REQUIRED TASK:
From the listing, collect all lines containing the word "kíváncsiságot".
****
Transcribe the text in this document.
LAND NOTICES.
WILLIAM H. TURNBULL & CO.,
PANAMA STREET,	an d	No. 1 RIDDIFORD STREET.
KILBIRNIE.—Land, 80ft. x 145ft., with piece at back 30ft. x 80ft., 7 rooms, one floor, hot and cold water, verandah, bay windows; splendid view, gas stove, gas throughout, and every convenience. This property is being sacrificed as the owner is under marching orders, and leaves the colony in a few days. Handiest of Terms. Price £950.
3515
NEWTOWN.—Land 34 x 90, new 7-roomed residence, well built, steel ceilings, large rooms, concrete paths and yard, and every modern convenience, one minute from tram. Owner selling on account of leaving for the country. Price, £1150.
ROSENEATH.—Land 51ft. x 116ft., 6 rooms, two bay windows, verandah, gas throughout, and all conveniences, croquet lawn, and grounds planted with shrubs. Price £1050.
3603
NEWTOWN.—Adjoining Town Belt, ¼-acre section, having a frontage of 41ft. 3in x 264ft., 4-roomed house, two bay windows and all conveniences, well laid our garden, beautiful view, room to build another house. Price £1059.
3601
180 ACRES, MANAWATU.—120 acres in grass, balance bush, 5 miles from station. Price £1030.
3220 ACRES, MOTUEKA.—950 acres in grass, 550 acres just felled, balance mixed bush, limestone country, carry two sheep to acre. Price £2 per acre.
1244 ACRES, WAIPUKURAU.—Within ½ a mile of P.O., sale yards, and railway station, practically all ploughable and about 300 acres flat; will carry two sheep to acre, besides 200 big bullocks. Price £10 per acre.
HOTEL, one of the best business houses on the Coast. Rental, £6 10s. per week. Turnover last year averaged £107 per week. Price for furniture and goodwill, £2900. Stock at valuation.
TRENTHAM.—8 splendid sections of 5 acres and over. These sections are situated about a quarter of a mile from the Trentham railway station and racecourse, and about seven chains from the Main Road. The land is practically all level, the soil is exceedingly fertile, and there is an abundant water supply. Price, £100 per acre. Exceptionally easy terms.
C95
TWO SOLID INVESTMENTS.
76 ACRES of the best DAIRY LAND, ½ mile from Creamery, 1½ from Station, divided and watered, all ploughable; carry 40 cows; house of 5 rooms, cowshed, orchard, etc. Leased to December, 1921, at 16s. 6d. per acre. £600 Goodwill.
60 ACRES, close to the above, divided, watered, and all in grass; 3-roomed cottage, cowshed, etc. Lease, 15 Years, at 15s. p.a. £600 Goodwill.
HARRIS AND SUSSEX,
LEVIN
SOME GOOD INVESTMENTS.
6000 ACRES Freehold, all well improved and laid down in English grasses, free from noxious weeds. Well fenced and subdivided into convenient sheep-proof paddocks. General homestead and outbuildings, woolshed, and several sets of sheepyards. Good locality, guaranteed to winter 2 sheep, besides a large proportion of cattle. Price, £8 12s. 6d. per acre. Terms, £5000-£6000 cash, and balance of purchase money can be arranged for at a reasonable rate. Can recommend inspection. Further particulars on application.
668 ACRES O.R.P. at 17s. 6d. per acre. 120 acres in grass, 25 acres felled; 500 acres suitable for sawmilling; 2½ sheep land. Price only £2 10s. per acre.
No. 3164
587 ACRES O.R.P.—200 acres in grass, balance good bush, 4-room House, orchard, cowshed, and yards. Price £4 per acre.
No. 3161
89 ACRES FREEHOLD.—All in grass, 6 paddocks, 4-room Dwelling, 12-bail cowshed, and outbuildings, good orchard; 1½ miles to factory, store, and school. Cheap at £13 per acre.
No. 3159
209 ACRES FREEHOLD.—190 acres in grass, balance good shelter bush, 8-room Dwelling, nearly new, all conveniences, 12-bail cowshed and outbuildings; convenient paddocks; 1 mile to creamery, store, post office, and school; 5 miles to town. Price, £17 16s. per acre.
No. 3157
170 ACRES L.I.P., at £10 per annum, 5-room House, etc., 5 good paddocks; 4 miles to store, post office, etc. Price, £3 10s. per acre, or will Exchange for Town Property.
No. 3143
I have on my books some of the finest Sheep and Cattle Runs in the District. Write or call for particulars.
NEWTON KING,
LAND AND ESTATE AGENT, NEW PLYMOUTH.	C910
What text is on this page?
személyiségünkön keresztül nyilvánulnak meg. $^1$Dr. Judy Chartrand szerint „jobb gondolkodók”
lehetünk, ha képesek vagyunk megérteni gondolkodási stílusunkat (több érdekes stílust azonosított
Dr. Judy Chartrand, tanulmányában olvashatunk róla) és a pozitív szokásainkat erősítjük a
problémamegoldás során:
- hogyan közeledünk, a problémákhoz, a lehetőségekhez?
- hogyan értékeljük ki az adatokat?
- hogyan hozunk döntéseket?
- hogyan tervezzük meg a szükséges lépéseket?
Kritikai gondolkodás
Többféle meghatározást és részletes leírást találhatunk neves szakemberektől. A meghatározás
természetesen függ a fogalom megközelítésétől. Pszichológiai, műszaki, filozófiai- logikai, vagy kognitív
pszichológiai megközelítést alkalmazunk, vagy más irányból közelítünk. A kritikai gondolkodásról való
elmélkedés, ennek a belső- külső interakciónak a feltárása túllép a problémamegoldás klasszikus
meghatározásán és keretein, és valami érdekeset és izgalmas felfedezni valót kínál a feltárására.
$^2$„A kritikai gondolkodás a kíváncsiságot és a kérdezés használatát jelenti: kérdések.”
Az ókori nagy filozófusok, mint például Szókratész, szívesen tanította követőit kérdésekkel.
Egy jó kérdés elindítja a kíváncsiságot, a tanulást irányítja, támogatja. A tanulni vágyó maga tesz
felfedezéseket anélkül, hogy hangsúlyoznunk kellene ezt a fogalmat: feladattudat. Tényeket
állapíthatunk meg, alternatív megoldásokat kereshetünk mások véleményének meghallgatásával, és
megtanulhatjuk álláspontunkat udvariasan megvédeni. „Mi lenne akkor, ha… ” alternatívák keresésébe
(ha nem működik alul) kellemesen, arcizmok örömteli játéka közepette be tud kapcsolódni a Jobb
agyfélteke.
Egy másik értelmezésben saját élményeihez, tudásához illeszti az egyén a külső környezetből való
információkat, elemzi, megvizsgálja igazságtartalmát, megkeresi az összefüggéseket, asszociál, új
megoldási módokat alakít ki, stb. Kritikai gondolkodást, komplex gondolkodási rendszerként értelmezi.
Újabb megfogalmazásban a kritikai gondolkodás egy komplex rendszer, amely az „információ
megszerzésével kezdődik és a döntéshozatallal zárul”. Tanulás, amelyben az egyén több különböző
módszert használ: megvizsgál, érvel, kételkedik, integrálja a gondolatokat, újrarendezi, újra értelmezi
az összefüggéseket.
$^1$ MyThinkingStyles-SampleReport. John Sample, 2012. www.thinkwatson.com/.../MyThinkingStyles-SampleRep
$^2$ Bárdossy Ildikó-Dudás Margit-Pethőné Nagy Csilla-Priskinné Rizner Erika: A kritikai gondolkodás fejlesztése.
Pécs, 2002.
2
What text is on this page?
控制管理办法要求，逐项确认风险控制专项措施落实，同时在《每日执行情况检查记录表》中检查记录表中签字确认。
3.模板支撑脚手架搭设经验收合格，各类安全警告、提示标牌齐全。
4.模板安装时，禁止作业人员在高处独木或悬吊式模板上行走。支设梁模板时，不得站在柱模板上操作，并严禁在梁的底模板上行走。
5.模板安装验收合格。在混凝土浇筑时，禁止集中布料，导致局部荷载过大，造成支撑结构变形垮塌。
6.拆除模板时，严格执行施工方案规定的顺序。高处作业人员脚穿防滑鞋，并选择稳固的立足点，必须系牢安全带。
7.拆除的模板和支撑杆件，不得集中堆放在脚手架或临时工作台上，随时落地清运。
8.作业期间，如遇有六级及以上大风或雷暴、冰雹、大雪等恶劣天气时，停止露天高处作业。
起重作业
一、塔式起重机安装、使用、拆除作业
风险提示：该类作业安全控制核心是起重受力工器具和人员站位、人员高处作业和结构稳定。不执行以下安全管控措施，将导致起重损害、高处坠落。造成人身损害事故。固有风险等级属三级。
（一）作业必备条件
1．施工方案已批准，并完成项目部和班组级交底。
****
WRITTEN RESPONSE:
$^2$„A kritikai gondolkodás a kíváncsiságot és a kérdezés használatát jelenti: kérdések.”
Egy jó kérdés elindítja a kíváncsiságot, a tanulást irányítja, támogatja. A tanulni vágyó maga tesz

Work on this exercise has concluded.